- _Written problem 1_: From the listing, print the lines from the line with "Output each element" up to and including the line with "x-tick-label: 2016-01 — [503, 328, 517, 378]", copied with no changes.

- _Document text_:
RESPONDENT: SMT. KANSO DEVI

DATE OF JUDGMENT: 26/08/1969

BENCH: GROVER, A.N. BENCH: GROVER, A.N. SHAH, J.C. RAMASWAMI, V.

CITATION:  1970 AIR 1963            1970 SCR  (2)  95  1970 SCC  (1)   8  CITATOR INFO :  D          1976 SC2198  (6)  RF         1977 SC1944  (68)  RF         1979 SC 993  (3)  RF         1987 SC2251  (5,6,7)  D          1991 SC1581  (15)

ACT: Hindu  Succession Act (30 of 1956), s. 14(1)  and  (2)-Widow inheriting  property under s. 3(1), Hindu Women’s Rights  to Property  Act (18 of 1937)-Award allotting her share  before the  coming into force of the 1956-Act-Award describing  her right as widow’s  estate-Whether widow’s rights governed  by s. 14(1) or s. 14(2).

- _Stored data_:
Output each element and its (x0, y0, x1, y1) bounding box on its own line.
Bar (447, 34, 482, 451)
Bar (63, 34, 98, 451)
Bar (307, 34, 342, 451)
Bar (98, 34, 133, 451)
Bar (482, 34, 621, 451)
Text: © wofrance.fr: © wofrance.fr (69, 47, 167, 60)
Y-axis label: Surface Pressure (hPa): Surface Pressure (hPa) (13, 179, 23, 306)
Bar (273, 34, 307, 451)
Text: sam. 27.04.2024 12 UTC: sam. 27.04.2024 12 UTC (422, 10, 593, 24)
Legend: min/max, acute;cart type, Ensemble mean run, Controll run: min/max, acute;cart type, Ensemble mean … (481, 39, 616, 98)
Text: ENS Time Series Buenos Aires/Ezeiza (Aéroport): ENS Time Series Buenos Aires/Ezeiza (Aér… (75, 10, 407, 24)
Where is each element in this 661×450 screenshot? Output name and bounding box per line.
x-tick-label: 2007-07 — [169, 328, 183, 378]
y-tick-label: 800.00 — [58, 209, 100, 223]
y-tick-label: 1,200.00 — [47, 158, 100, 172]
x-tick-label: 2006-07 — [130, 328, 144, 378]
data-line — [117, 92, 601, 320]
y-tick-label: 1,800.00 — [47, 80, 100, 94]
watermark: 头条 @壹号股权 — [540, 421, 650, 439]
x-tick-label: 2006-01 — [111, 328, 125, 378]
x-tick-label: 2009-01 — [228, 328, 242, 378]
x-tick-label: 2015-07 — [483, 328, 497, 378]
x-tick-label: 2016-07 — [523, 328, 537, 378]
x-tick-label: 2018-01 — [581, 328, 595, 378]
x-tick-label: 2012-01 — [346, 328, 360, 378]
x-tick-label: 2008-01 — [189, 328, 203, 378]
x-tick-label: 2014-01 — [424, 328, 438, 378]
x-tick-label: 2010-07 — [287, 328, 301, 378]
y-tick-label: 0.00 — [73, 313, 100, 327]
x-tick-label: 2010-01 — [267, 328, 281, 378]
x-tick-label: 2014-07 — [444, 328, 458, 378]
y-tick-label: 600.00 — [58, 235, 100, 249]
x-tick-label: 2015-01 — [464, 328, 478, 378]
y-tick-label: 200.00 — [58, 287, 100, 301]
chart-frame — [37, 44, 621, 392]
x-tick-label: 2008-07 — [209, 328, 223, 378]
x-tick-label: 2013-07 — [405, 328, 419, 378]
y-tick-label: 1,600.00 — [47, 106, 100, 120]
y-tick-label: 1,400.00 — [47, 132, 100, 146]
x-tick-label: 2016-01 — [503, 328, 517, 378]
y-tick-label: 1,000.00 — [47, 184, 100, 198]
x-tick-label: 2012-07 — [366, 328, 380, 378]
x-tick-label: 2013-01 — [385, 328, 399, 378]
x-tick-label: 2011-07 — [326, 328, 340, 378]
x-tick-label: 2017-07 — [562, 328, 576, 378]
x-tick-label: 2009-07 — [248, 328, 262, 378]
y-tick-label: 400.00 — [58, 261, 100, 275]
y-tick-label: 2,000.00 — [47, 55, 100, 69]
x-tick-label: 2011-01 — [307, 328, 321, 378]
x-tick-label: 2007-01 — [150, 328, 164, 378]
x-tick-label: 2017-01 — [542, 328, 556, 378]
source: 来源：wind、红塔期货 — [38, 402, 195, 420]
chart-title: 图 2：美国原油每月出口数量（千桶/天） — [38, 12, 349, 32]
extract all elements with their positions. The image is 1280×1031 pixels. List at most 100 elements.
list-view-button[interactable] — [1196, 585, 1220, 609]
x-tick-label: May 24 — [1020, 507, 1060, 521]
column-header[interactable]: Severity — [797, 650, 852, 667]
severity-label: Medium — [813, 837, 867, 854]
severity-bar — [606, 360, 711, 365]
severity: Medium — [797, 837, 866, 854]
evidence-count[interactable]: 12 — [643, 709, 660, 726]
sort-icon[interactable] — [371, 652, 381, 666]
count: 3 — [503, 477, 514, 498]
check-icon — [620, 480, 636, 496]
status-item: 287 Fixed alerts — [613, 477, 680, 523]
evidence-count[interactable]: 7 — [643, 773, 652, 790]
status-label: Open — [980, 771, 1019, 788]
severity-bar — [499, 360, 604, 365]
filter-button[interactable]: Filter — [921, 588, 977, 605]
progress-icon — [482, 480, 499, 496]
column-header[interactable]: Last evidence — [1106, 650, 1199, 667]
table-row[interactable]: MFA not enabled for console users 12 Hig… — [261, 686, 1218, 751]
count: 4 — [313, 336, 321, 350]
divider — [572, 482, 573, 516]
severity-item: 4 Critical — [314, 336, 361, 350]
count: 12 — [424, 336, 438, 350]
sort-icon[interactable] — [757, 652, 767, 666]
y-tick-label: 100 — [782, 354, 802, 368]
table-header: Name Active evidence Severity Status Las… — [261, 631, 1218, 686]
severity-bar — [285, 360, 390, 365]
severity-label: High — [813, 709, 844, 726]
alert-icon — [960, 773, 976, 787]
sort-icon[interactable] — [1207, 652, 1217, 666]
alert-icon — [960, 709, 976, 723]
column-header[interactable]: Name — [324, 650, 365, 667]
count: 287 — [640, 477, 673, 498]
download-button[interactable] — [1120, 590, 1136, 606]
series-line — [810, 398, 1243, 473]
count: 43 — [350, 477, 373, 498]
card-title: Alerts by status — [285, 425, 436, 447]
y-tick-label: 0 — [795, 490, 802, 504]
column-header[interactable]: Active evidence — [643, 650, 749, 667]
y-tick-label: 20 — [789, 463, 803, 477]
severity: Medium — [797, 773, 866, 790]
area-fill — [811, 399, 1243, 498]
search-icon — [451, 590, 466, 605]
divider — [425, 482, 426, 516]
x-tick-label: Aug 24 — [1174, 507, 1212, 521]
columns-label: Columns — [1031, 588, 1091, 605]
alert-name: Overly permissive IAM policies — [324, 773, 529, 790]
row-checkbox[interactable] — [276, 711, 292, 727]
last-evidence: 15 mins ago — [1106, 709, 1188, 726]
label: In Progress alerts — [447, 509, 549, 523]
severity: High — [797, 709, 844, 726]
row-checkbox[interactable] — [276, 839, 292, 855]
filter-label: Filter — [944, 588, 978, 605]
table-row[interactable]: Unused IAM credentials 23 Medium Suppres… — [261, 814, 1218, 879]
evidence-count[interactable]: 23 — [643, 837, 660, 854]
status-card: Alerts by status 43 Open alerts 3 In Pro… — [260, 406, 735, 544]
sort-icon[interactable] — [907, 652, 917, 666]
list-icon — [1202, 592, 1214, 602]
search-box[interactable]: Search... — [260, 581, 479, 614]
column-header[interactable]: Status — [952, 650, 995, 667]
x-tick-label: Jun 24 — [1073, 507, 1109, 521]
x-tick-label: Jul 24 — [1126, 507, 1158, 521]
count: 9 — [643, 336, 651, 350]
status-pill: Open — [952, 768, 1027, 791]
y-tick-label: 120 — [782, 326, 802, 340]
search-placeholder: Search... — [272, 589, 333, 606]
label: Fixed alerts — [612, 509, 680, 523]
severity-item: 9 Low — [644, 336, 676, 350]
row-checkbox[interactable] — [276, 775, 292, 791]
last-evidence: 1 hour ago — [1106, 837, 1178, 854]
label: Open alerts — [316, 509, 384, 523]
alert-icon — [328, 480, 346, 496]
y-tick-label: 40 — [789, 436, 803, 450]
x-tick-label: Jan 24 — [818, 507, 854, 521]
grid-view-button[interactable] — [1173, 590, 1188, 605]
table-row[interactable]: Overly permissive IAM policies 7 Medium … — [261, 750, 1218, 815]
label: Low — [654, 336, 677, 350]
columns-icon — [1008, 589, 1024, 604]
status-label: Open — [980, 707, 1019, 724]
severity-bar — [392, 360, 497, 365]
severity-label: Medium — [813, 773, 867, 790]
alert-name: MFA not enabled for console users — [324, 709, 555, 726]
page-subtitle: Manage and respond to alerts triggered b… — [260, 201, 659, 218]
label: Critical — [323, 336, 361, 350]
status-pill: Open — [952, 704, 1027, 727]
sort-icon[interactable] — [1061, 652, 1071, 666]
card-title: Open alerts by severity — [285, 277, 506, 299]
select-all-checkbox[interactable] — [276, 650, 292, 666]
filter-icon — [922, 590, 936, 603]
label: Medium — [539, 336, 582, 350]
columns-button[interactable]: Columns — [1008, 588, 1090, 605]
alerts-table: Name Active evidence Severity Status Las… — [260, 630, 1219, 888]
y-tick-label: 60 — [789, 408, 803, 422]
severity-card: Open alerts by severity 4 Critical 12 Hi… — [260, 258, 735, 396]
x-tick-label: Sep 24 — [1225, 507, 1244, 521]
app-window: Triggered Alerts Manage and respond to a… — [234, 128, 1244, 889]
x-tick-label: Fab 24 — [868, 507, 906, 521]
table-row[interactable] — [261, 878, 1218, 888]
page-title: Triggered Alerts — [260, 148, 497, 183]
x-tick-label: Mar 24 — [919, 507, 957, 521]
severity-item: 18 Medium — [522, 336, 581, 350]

--

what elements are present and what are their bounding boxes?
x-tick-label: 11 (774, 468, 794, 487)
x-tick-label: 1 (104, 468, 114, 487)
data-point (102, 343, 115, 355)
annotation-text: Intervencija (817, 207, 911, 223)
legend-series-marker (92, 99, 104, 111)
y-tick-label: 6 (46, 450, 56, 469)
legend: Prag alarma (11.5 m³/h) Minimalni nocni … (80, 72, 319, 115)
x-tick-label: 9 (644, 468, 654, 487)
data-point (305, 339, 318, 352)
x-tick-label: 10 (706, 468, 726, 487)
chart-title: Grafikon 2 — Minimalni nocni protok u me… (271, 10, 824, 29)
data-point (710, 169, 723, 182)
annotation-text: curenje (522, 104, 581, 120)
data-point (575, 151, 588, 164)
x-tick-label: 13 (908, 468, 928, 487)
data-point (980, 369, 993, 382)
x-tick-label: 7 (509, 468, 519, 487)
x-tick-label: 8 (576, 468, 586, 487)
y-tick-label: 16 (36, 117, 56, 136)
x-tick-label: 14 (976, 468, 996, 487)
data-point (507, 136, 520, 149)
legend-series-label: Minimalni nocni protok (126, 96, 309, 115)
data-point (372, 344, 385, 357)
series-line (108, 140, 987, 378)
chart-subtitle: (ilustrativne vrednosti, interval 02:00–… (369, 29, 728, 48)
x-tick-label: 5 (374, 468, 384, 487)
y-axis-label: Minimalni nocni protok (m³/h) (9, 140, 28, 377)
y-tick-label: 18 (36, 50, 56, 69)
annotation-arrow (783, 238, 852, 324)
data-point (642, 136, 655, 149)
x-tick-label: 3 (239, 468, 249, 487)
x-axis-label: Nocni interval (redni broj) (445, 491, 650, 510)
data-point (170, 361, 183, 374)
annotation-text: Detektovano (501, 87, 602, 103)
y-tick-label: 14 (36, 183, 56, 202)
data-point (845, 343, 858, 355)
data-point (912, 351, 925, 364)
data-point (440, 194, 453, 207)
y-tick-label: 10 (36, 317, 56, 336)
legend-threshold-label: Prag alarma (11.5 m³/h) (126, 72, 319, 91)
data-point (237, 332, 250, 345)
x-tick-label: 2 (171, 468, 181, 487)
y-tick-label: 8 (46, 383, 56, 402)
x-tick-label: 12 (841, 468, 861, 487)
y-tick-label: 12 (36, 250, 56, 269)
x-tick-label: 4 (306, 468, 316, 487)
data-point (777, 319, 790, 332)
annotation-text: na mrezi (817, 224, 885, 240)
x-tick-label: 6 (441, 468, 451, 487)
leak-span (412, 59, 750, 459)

- _Written problem 2_: Please say whether each statement agrees with the judgment header, answering yes or no and quoting the deciding words: (a) The judgment is dated 26/08/1969. (b) The respondent is Smt. Kanso Devi. (c) The Hindu Succession Act cited is the Act of 1937.

- _Worked solution 1_:
Output each element and its (x0, y0, x1, y1) bounding box on its own line.
Bar (447, 34, 482, 451)
Bar (63, 34, 98, 451)
Bar (307, 34, 342, 451)
Bar (98, 34, 133, 451)
Bar (482, 34, 621, 451)
Text: © wofrance.fr: © wofrance.fr (69, 47, 167, 60)
Y-axis label: Surface Pressure (hPa): Surface Pressure (hPa) (13, 179, 23, 306)
Bar (273, 34, 307, 451)
Text: sam. 27.04.2024 12 UTC: sam. 27.04.2024 12 UTC (422, 10, 593, 24)
Legend: min/max, acute;cart type, Ensemble mean run, Controll run: min/max, acute;cart type, Ensemble mean … (481, 39, 616, 98)
Text: ENS Time Series Buenos Aires/Ezeiza (Aéroport): ENS Time Series Buenos Aires/Ezeiza (Aér… (75, 10, 407, 24)
Where is each element in this 661×450 screenshot? Output name and bounding box per line.
x-tick-label: 2007-07 — [169, 328, 183, 378]
y-tick-label: 800.00 — [58, 209, 100, 223]
y-tick-label: 1,200.00 — [47, 158, 100, 172]
x-tick-label: 2006-07 — [130, 328, 144, 378]
data-line — [117, 92, 601, 320]
y-tick-label: 1,800.00 — [47, 80, 100, 94]
watermark: 头条 @壹号股权 — [540, 421, 650, 439]
x-tick-label: 2006-01 — [111, 328, 125, 378]
x-tick-label: 2009-01 — [228, 328, 242, 378]
x-tick-label: 2015-07 — [483, 328, 497, 378]
x-tick-label: 2016-07 — [523, 328, 537, 378]
x-tick-label: 2018-01 — [581, 328, 595, 378]
x-tick-label: 2012-01 — [346, 328, 360, 378]
x-tick-label: 2008-01 — [189, 328, 203, 378]
x-tick-label: 2014-01 — [424, 328, 438, 378]
x-tick-label: 2010-07 — [287, 328, 301, 378]
y-tick-label: 0.00 — [73, 313, 100, 327]
x-tick-label: 2010-01 — [267, 328, 281, 378]
x-tick-label: 2014-07 — [444, 328, 458, 378]
y-tick-label: 600.00 — [58, 235, 100, 249]
x-tick-label: 2015-01 — [464, 328, 478, 378]
y-tick-label: 200.00 — [58, 287, 100, 301]
chart-frame — [37, 44, 621, 392]
x-tick-label: 2008-07 — [209, 328, 223, 378]
x-tick-label: 2013-07 — [405, 328, 419, 378]
y-tick-label: 1,600.00 — [47, 106, 100, 120]
y-tick-label: 1,400.00 — [47, 132, 100, 146]
x-tick-label: 2016-01 — [503, 328, 517, 378]

- _Worked solution 2_:
(a) Yes: "DATE OF JUDGMENT: 26/08/1969"
(b) Yes: "RESPONDENT: SMT. KANSO DEVI"
(c) No: "Succession Act (30 of 1956)"